- **The exercise**
For the material that follows, list every line containing the word "people".

─── Given data ───

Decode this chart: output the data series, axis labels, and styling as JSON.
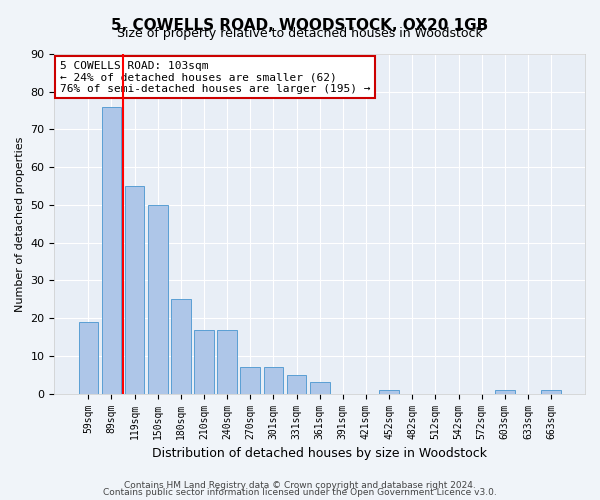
{
  "title": "5, COWELLS ROAD, WOODSTOCK, OX20 1GB",
  "subtitle": "Size of property relative to detached houses in Woodstock",
  "xlabel": "Distribution of detached houses by size in Woodstock",
  "ylabel": "Number of detached properties",
  "categories": [
    "59sqm",
    "89sqm",
    "119sqm",
    "150sqm",
    "180sqm",
    "210sqm",
    "240sqm",
    "270sqm",
    "301sqm",
    "331sqm",
    "361sqm",
    "391sqm",
    "421sqm",
    "452sqm",
    "482sqm",
    "512sqm",
    "542sqm",
    "572sqm",
    "603sqm",
    "633sqm",
    "663sqm"
  ],
  "values": [
    19,
    76,
    55,
    50,
    25,
    17,
    17,
    7,
    7,
    5,
    3,
    0,
    0,
    1,
    0,
    0,
    0,
    0,
    1,
    0,
    1
  ],
  "bar_color": "#aec6e8",
  "bar_edgecolor": "#5a9fd4",
  "red_line_x": 1.5,
  "annotation_line1": "5 COWELLS ROAD: 103sqm",
  "annotation_line2": "← 24% of detached houses are smaller (62)",
  "annotation_line3": "76% of semi-detached houses are larger (195) →",
  "ylim": [
    0,
    90
  ],
  "yticks": [
    0,
    10,
    20,
    30,
    40,
    50,
    60,
    70,
    80,
    90
  ],
  "footer1": "Contains HM Land Registry data © Crown copyright and database right 2024.",
  "footer2": "Contains public sector information licensed under the Open Government Licence v3.0.",
  "fig_bg": "#f0f4f9",
  "ax_bg": "#e8eef6"
}
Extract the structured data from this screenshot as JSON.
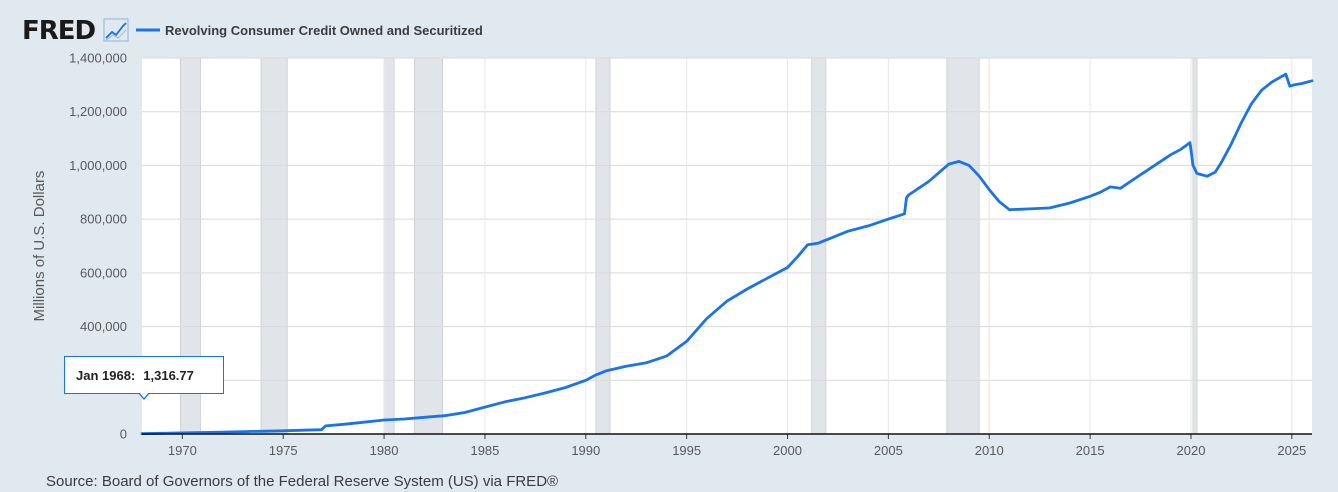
{
  "logo": {
    "text": "FRED"
  },
  "legend": {
    "label": "Revolving Consumer Credit Owned and Securitized",
    "color": "#1a73e8"
  },
  "tooltip": {
    "date": "Jan 1968:",
    "value": "1,316.77"
  },
  "source": "Source: Board of Governors of the Federal Reserve System (US) via FRED®",
  "chart_data": {
    "type": "line",
    "title": "Revolving Consumer Credit Owned and Securitized",
    "xlabel": "",
    "ylabel": "Millions of U.S. Dollars",
    "xlim": [
      1968.0,
      2026.0
    ],
    "ylim": [
      0,
      1400000
    ],
    "x_ticks": [
      1970,
      1975,
      1980,
      1985,
      1990,
      1995,
      2000,
      2005,
      2010,
      2015,
      2020,
      2025
    ],
    "x_tick_labels": [
      "1970",
      "1975",
      "1980",
      "1985",
      "1990",
      "1995",
      "2000",
      "2005",
      "2010",
      "2015",
      "2020",
      "2025"
    ],
    "y_ticks": [
      0,
      200000,
      400000,
      600000,
      800000,
      1000000,
      1200000,
      1400000
    ],
    "y_tick_labels": [
      "0",
      "",
      "400,000",
      "600,000",
      "800,000",
      "1,000,000",
      "1,200,000",
      "1,400,000"
    ],
    "grid": true,
    "recessions": [
      [
        1969.9,
        1970.9
      ],
      [
        1973.9,
        1975.2
      ],
      [
        1980.0,
        1980.5
      ],
      [
        1981.5,
        1982.9
      ],
      [
        1990.5,
        1991.2
      ],
      [
        2001.2,
        2001.9
      ],
      [
        2007.9,
        2009.5
      ],
      [
        2020.1,
        2020.3
      ]
    ],
    "recession_color": "#e1e5ea",
    "series": [
      {
        "name": "Revolving Consumer Credit Owned and Securitized",
        "color": "#1a73e8",
        "x": [
          1968.0,
          1970.0,
          1972.0,
          1975.0,
          1976.0,
          1976.9,
          1977.1,
          1978.0,
          1979.0,
          1980.0,
          1981.0,
          1982.0,
          1983.0,
          1984.0,
          1985.0,
          1986.0,
          1987.0,
          1988.0,
          1989.0,
          1990.0,
          1990.5,
          1991.0,
          1992.0,
          1993.0,
          1994.0,
          1995.0,
          1996.0,
          1997.0,
          1998.0,
          1999.0,
          2000.0,
          2000.5,
          2001.0,
          2001.5,
          2002.0,
          2003.0,
          2004.0,
          2005.0,
          2005.8,
          2005.9,
          2006.0,
          2007.0,
          2008.0,
          2008.5,
          2009.0,
          2009.5,
          2010.0,
          2010.5,
          2011.0,
          2012.0,
          2013.0,
          2014.0,
          2015.0,
          2015.5,
          2016.0,
          2016.5,
          2017.0,
          2018.0,
          2019.0,
          2019.5,
          2019.95,
          2020.1,
          2020.3,
          2020.8,
          2021.2,
          2021.5,
          2022.0,
          2022.5,
          2023.0,
          2023.5,
          2024.0,
          2024.7,
          2024.9,
          2025.1,
          2025.5,
          2026.0
        ],
        "y": [
          1300,
          4000,
          7000,
          12000,
          14000,
          16000,
          30000,
          36000,
          44000,
          52000,
          56000,
          62000,
          68000,
          80000,
          100000,
          120000,
          135000,
          153000,
          173000,
          200000,
          220000,
          235000,
          252000,
          265000,
          290000,
          345000,
          430000,
          495000,
          540000,
          580000,
          620000,
          660000,
          705000,
          710000,
          725000,
          755000,
          775000,
          800000,
          820000,
          880000,
          890000,
          940000,
          1005000,
          1015000,
          1000000,
          960000,
          910000,
          865000,
          835000,
          838000,
          842000,
          860000,
          885000,
          900000,
          920000,
          915000,
          940000,
          990000,
          1040000,
          1060000,
          1085000,
          1000000,
          970000,
          960000,
          975000,
          1010000,
          1080000,
          1160000,
          1230000,
          1280000,
          1310000,
          1340000,
          1295000,
          1300000,
          1305000,
          1315000
        ]
      }
    ]
  }
}
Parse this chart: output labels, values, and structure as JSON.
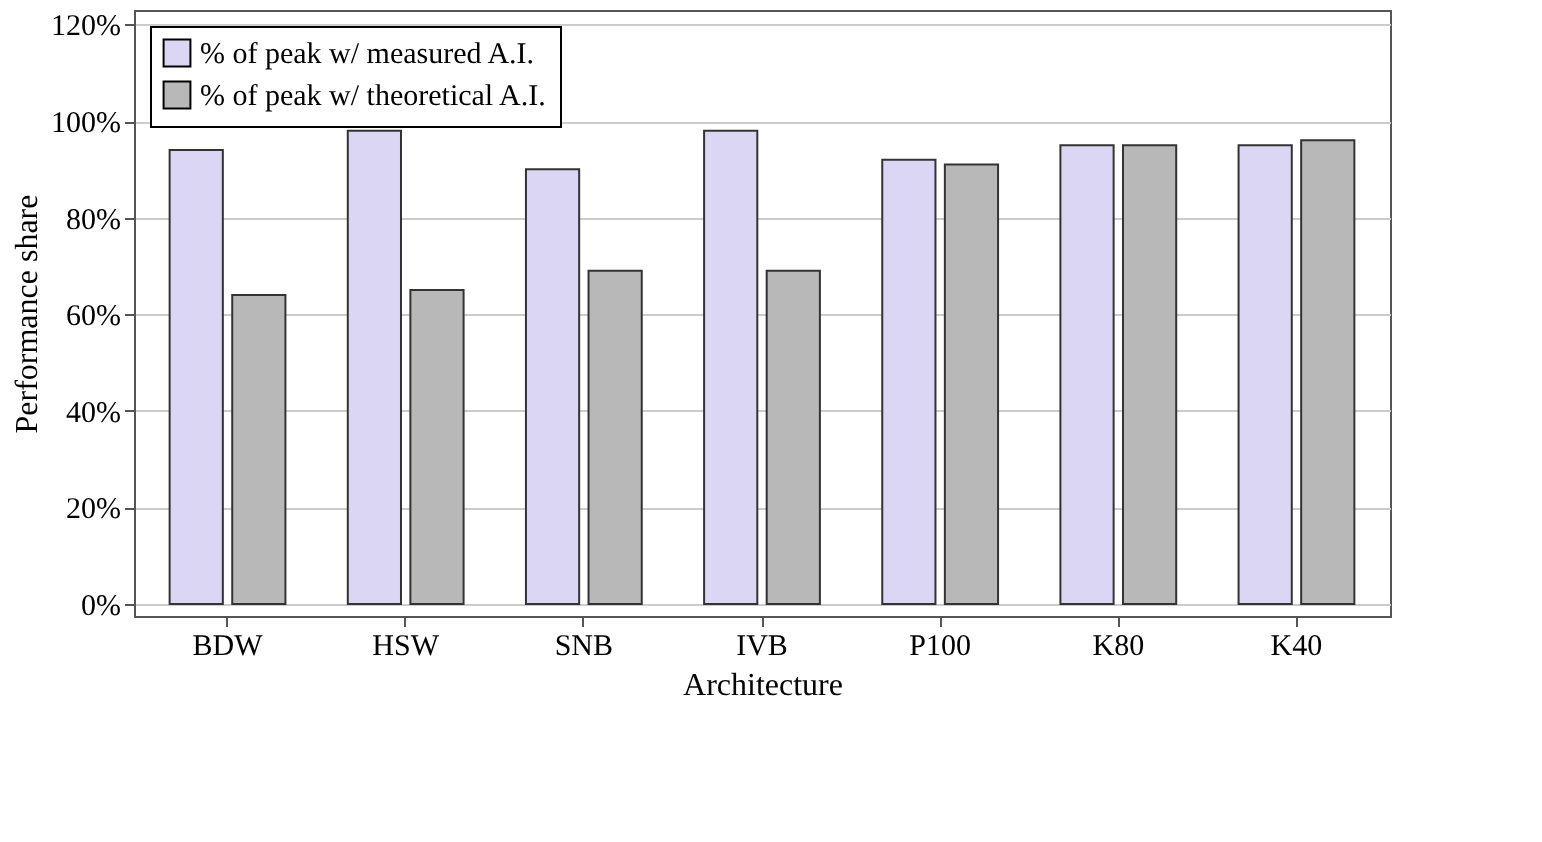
{
  "chart_data": {
    "type": "bar",
    "xlabel": "Architecture",
    "ylabel": "Performance share",
    "categories": [
      "BDW",
      "HSW",
      "SNB",
      "IVB",
      "P100",
      "K80",
      "K40"
    ],
    "series": [
      {
        "name": "% of peak w/ measured A.I.",
        "color": "#dcd6f5",
        "values": [
          94,
          98,
          90,
          98,
          92,
          95,
          95
        ]
      },
      {
        "name": "% of peak w/ theoretical A.I.",
        "color": "#b8b8b8",
        "values": [
          64,
          65,
          69,
          69,
          91,
          95,
          96
        ]
      }
    ],
    "ylim": [
      -2.5,
      123
    ],
    "yticks": [
      {
        "value": 0,
        "label": "0%"
      },
      {
        "value": 20,
        "label": "20%"
      },
      {
        "value": 40,
        "label": "40%"
      },
      {
        "value": 60,
        "label": "60%"
      },
      {
        "value": 80,
        "label": "80%"
      },
      {
        "value": 100,
        "label": "100%"
      },
      {
        "value": 120,
        "label": "120%"
      }
    ],
    "grid": "y",
    "legend": "top left"
  }
}
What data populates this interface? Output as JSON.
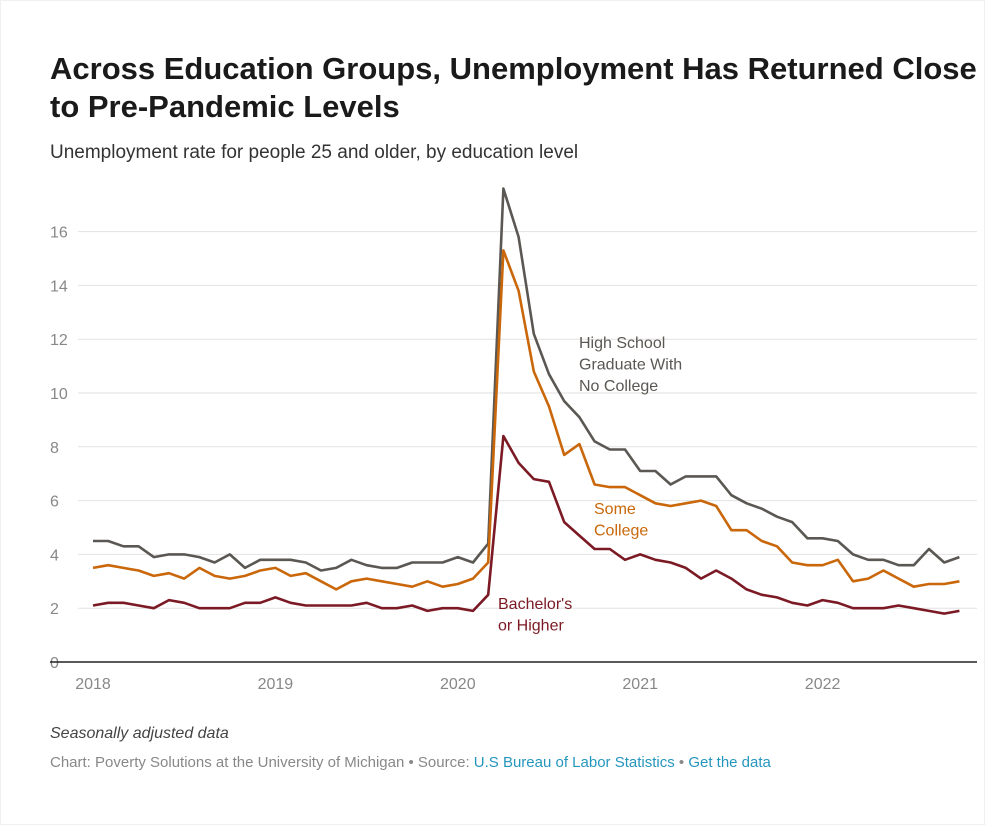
{
  "header": {
    "title": "Across Education Groups, Unemployment Has Returned Close to Pre-Pandemic Levels",
    "subtitle": "Unemployment rate for people 25 and older, by education level"
  },
  "footer": {
    "note": "Seasonally adjusted data",
    "credit": "Chart: Poverty Solutions at the University of Michigan",
    "separator1": " • Source: ",
    "source_link": "U.S Bureau of Labor Statistics",
    "separator2": " • ",
    "data_link": "Get the data"
  },
  "chart_data": {
    "type": "line",
    "title": "Across Education Groups, Unemployment Has Returned Close to Pre-Pandemic Levels",
    "subtitle": "Unemployment rate for people 25 and older, by education level",
    "xlabel": "",
    "ylabel": "",
    "x_ticks": [
      "2018",
      "2019",
      "2020",
      "2021",
      "2022"
    ],
    "y_ticks": [
      0,
      2,
      4,
      6,
      8,
      10,
      12,
      14,
      16
    ],
    "ylim": [
      0,
      17.8
    ],
    "x_start": "2018-01",
    "x_end": "2022-10",
    "x": [
      "2018-01",
      "2018-02",
      "2018-03",
      "2018-04",
      "2018-05",
      "2018-06",
      "2018-07",
      "2018-08",
      "2018-09",
      "2018-10",
      "2018-11",
      "2018-12",
      "2019-01",
      "2019-02",
      "2019-03",
      "2019-04",
      "2019-05",
      "2019-06",
      "2019-07",
      "2019-08",
      "2019-09",
      "2019-10",
      "2019-11",
      "2019-12",
      "2020-01",
      "2020-02",
      "2020-03",
      "2020-04",
      "2020-05",
      "2020-06",
      "2020-07",
      "2020-08",
      "2020-09",
      "2020-10",
      "2020-11",
      "2020-12",
      "2021-01",
      "2021-02",
      "2021-03",
      "2021-04",
      "2021-05",
      "2021-06",
      "2021-07",
      "2021-08",
      "2021-09",
      "2021-10",
      "2021-11",
      "2021-12",
      "2022-01",
      "2022-02",
      "2022-03",
      "2022-04",
      "2022-05",
      "2022-06",
      "2022-07",
      "2022-08",
      "2022-09",
      "2022-10"
    ],
    "gridlines": true,
    "series": [
      {
        "name": "High School Graduate With No College",
        "label_lines": [
          "High School",
          "Graduate With",
          "No College"
        ],
        "color": "#5b5753",
        "values": [
          4.5,
          4.5,
          4.3,
          4.3,
          3.9,
          4.0,
          4.0,
          3.9,
          3.7,
          4.0,
          3.5,
          3.8,
          3.8,
          3.8,
          3.7,
          3.4,
          3.5,
          3.8,
          3.6,
          3.5,
          3.5,
          3.7,
          3.7,
          3.7,
          3.9,
          3.7,
          4.4,
          17.6,
          15.8,
          12.2,
          10.7,
          9.7,
          9.1,
          8.2,
          7.9,
          7.9,
          7.1,
          7.1,
          6.6,
          6.9,
          6.9,
          6.9,
          6.2,
          5.9,
          5.7,
          5.4,
          5.2,
          4.6,
          4.6,
          4.5,
          4.0,
          3.8,
          3.8,
          3.6,
          3.6,
          4.2,
          3.7,
          3.9
        ]
      },
      {
        "name": "Some College",
        "label_lines": [
          "Some",
          "College"
        ],
        "color": "#c9670a",
        "values": [
          3.5,
          3.6,
          3.5,
          3.4,
          3.2,
          3.3,
          3.1,
          3.5,
          3.2,
          3.1,
          3.2,
          3.4,
          3.5,
          3.2,
          3.3,
          3.0,
          2.7,
          3.0,
          3.1,
          3.0,
          2.9,
          2.8,
          3.0,
          2.8,
          2.9,
          3.1,
          3.7,
          15.3,
          13.8,
          10.8,
          9.5,
          7.7,
          8.1,
          6.6,
          6.5,
          6.5,
          6.2,
          5.9,
          5.8,
          5.9,
          6.0,
          5.8,
          4.9,
          4.9,
          4.5,
          4.3,
          3.7,
          3.6,
          3.6,
          3.8,
          3.0,
          3.1,
          3.4,
          3.1,
          2.8,
          2.9,
          2.9,
          3.0
        ]
      },
      {
        "name": "Bachelor's or Higher",
        "label_lines": [
          "Bachelor's",
          "or Higher"
        ],
        "color": "#7b1a24",
        "values": [
          2.1,
          2.2,
          2.2,
          2.1,
          2.0,
          2.3,
          2.2,
          2.0,
          2.0,
          2.0,
          2.2,
          2.2,
          2.4,
          2.2,
          2.1,
          2.1,
          2.1,
          2.1,
          2.2,
          2.0,
          2.0,
          2.1,
          1.9,
          2.0,
          2.0,
          1.9,
          2.5,
          8.4,
          7.4,
          6.8,
          6.7,
          5.2,
          4.7,
          4.2,
          4.2,
          3.8,
          4.0,
          3.8,
          3.7,
          3.5,
          3.1,
          3.4,
          3.1,
          2.7,
          2.5,
          2.4,
          2.2,
          2.1,
          2.3,
          2.2,
          2.0,
          2.0,
          2.0,
          2.1,
          2.0,
          1.9,
          1.8,
          1.9
        ]
      }
    ]
  }
}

───

- **Exercise result**
    "subtitle": "Unemployment rate for people 25 and older, by education level"
    "subtitle": "Unemployment rate for people 25 and older, by education level",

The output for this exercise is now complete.